[Saved entries]
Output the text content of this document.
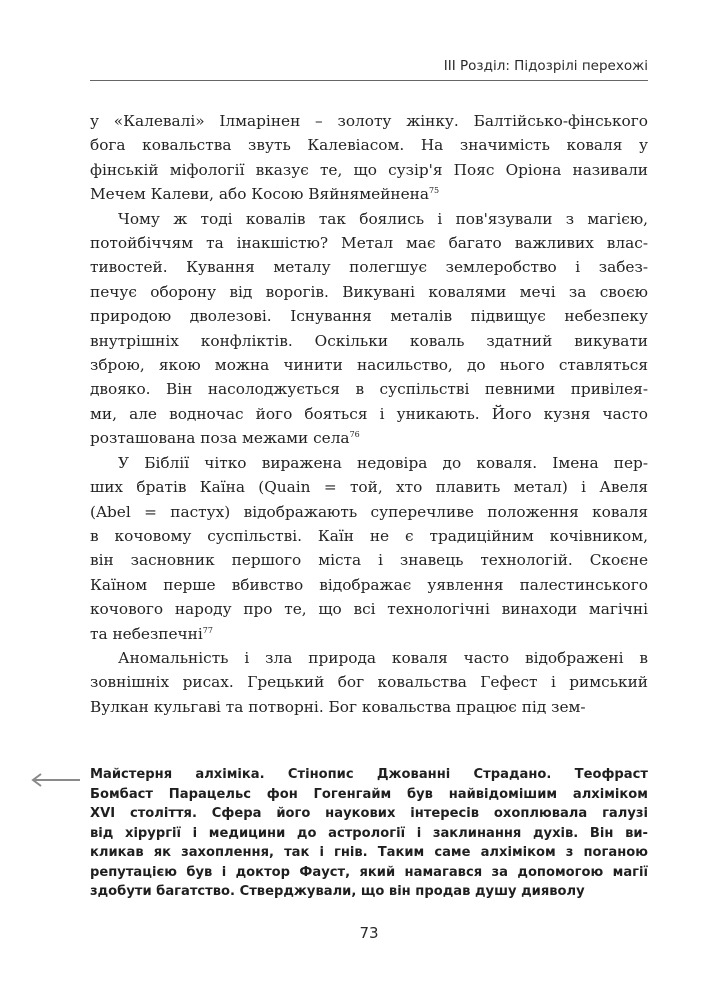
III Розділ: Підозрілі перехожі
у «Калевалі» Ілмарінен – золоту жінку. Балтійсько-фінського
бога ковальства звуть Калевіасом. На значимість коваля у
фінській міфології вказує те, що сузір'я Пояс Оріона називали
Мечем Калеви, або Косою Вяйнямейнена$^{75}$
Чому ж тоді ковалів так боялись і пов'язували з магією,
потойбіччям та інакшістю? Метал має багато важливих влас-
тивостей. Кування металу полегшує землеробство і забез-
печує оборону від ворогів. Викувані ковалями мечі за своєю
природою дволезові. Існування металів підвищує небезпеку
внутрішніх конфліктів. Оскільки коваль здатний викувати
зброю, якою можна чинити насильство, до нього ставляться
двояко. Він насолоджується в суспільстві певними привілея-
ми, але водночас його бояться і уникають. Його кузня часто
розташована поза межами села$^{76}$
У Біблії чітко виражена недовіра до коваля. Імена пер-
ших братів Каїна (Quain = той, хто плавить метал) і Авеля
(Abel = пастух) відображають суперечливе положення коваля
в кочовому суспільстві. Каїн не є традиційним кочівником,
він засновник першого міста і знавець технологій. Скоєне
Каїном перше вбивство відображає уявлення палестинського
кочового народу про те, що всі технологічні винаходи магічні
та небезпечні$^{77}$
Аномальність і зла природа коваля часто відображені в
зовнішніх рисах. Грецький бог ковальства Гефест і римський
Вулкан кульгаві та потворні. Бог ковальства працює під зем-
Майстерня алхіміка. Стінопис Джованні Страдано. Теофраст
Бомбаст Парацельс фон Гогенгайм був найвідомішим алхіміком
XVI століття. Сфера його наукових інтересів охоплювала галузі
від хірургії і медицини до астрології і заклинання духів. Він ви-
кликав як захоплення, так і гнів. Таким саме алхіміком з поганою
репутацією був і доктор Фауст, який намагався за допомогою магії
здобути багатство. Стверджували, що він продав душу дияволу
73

GOAL:
Reply with one number only: the count of lines in the entries that contain "ковальства".

EXPECTED ANSWER:
3